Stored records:
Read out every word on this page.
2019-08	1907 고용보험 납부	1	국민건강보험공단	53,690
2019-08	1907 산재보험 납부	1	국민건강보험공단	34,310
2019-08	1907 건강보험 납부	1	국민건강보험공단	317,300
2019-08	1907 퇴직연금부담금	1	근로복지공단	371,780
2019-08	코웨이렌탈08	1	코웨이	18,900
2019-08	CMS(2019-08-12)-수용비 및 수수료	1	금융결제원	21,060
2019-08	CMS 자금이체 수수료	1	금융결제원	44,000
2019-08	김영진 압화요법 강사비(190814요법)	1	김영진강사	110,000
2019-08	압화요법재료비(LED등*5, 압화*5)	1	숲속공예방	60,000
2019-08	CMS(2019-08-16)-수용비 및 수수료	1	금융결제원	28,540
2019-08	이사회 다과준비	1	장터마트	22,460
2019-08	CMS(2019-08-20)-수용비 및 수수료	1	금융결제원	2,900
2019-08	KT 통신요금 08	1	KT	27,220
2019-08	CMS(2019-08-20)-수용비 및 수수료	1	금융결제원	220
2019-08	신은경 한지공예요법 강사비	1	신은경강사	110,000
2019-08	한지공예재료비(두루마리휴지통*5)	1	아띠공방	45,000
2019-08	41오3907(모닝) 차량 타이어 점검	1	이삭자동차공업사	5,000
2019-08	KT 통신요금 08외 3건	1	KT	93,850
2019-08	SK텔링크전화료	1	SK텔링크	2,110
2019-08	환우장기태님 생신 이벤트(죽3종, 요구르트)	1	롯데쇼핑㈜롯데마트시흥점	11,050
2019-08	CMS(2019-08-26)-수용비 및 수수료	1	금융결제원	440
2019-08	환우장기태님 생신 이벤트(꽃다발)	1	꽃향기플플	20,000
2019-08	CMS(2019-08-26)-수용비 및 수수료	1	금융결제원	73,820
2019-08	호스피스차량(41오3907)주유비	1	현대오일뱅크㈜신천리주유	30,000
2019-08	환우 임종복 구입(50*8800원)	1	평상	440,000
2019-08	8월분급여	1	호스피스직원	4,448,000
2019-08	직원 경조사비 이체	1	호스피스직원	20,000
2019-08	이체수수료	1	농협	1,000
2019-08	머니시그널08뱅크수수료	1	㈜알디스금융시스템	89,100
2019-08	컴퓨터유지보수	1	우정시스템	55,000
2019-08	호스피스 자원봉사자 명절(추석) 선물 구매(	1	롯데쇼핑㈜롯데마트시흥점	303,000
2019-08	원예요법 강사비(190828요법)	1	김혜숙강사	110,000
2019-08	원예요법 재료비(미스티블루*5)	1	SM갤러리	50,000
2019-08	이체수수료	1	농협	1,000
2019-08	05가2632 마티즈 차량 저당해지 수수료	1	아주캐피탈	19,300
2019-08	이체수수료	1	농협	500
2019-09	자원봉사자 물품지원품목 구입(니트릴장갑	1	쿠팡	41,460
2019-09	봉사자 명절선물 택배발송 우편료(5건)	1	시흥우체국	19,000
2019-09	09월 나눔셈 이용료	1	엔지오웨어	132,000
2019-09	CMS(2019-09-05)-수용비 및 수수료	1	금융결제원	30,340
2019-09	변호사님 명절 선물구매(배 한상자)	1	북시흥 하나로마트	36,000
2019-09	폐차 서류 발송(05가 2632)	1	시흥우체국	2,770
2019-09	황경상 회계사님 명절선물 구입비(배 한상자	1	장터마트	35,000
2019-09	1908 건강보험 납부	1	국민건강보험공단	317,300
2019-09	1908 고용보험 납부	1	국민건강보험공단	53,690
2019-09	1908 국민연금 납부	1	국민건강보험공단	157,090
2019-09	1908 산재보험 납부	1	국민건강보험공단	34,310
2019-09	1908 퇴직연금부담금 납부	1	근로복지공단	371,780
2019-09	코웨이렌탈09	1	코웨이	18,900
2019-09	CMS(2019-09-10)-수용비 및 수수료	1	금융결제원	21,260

Task: Your task is to repeat each line of the material exactly.

Task result:
Read out every word on this page.
2019-08	1907 고용보험 납부	1	국민건강보험공단	53,690
2019-08	1907 산재보험 납부	1	국민건강보험공단	34,310
2019-08	1907 건강보험 납부	1	국민건강보험공단	317,300
2019-08	1907 퇴직연금부담금	1	근로복지공단	371,780
2019-08	코웨이렌탈08	1	코웨이	18,900
2019-08	CMS(2019-08-12)-수용비 및 수수료	1	금융결제원	21,060
2019-08	CMS 자금이체 수수료	1	금융결제원	44,000
2019-08	김영진 압화요법 강사비(190814요법)	1	김영진강사	110,000
2019-08	압화요법재료비(LED등*5, 압화*5)	1	숲속공예방	60,000
2019-08	CMS(2019-08-16)-수용비 및 수수료	1	금융결제원	28,540
2019-08	이사회 다과준비	1	장터마트	22,460
2019-08	CMS(2019-08-20)-수용비 및 수수료	1	금융결제원	2,900
2019-08	KT 통신요금 08	1	KT	27,220
2019-08	CMS(2019-08-20)-수용비 및 수수료	1	금융결제원	220
2019-08	신은경 한지공예요법 강사비	1	신은경강사	110,000
2019-08	한지공예재료비(두루마리휴지통*5)	1	아띠공방	45,000
2019-08	41오3907(모닝) 차량 타이어 점검	1	이삭자동차공업사	5,000
2019-08	KT 통신요금 08외 3건	1	KT	93,850
2019-08	SK텔링크전화료	1	SK텔링크	2,110
2019-08	환우장기태님 생신 이벤트(죽3종, 요구르트)	1	롯데쇼핑㈜롯데마트시흥점	11,050
2019-08	CMS(2019-08-26)-수용비 및 수수료	1	금융결제원	440
2019-08	환우장기태님 생신 이벤트(꽃다발)	1	꽃향기플플	20,000
2019-08	CMS(2019-08-26)-수용비 및 수수료	1	금융결제원	73,820
2019-08	호스피스차량(41오3907)주유비	1	현대오일뱅크㈜신천리주유	30,000
2019-08	환우 임종복 구입(50*8800원)	1	평상	440,000
2019-08	8월분급여	1	호스피스직원	4,448,000
2019-08	직원 경조사비 이체	1	호스피스직원	20,000
2019-08	이체수수료	1	농협	1,000
2019-08	머니시그널08뱅크수수료	1	㈜알디스금융시스템	89,100
2019-08	컴퓨터유지보수	1	우정시스템	55,000
2019-08	호스피스 자원봉사자 명절(추석) 선물 구매(	1	롯데쇼핑㈜롯데마트시흥점	303,000
2019-08	원예요법 강사비(190828요법)	1	김혜숙강사	110,000
2019-08	원예요법 재료비(미스티블루*5)	1	SM갤러리	50,000
2019-08	이체수수료	1	농협	1,000
2019-08	05가2632 마티즈 차량 저당해지 수수료	1	아주캐피탈	19,300
2019-08	이체수수료	1	농협	500
2019-09	자원봉사자 물품지원품목 구입(니트릴장갑	1	쿠팡	41,460
2019-09	봉사자 명절선물 택배발송 우편료(5건)	1	시흥우체국	19,000
2019-09	09월 나눔셈 이용료	1	엔지오웨어	132,000
2019-09	CMS(2019-09-05)-수용비 및 수수료	1	금융결제원	30,340
2019-09	변호사님 명절 선물구매(배 한상자)	1	북시흥 하나로마트	36,000
2019-09	폐차 서류 발송(05가 2632)	1	시흥우체국	2,770
2019-09	황경상 회계사님 명절선물 구입비(배 한상자	1	장터마트	35,000
2019-09	1908 건강보험 납부	1	국민건강보험공단	317,300
2019-09	1908 고용보험 납부	1	국민건강보험공단	53,690
2019-09	1908 국민연금 납부	1	국민건강보험공단	157,090
2019-09	1908 산재보험 납부	1	국민건강보험공단	34,310
2019-09	1908 퇴직연금부담금 납부	1	근로복지공단	371,780
2019-09	코웨이렌탈09	1	코웨이	18,900
2019-09	CMS(2019-09-10)-수용비 및 수수료	1	금융결제원	21,260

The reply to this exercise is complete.